### ENTRIES SUPPLIED

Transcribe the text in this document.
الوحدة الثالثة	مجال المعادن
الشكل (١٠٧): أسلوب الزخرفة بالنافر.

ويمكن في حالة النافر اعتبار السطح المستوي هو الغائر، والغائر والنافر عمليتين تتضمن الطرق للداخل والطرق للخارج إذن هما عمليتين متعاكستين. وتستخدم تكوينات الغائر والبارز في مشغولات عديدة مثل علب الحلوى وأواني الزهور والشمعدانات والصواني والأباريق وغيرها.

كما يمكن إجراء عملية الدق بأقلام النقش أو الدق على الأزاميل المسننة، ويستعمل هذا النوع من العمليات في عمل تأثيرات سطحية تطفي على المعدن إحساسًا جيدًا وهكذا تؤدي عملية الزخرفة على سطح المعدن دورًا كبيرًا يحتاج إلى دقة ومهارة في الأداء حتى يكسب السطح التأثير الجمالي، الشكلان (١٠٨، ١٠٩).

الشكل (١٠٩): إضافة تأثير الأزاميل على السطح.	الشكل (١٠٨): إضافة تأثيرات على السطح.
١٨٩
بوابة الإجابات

######

Retype every record above exactly as it appears.

Transcribe the text in this document.
الوحدة الثالثة	مجال المعادن
الشكل (١٠٧): أسلوب الزخرفة بالنافر.

ويمكن في حالة النافر اعتبار السطح المستوي هو الغائر، والغائر والنافر عمليتين تتضمن الطرق للداخل والطرق للخارج إذن هما عمليتين متعاكستين. وتستخدم تكوينات الغائر والبارز في مشغولات عديدة مثل علب الحلوى وأواني الزهور والشمعدانات والصواني والأباريق وغيرها.

كما يمكن إجراء عملية الدق بأقلام النقش أو الدق على الأزاميل المسننة، ويستعمل هذا النوع من العمليات في عمل تأثيرات سطحية تطفي على المعدن إحساسًا جيدًا وهكذا تؤدي عملية الزخرفة على سطح المعدن دورًا كبيرًا يحتاج إلى دقة ومهارة في الأداء حتى يكسب السطح التأثير الجمالي، الشكلان (١٠٨، ١٠٩).

الشكل (١٠٩): إضافة تأثير الأزاميل على السطح.	الشكل (١٠٨): إضافة تأثيرات على السطح.
١٨٩
بوابة الإجابات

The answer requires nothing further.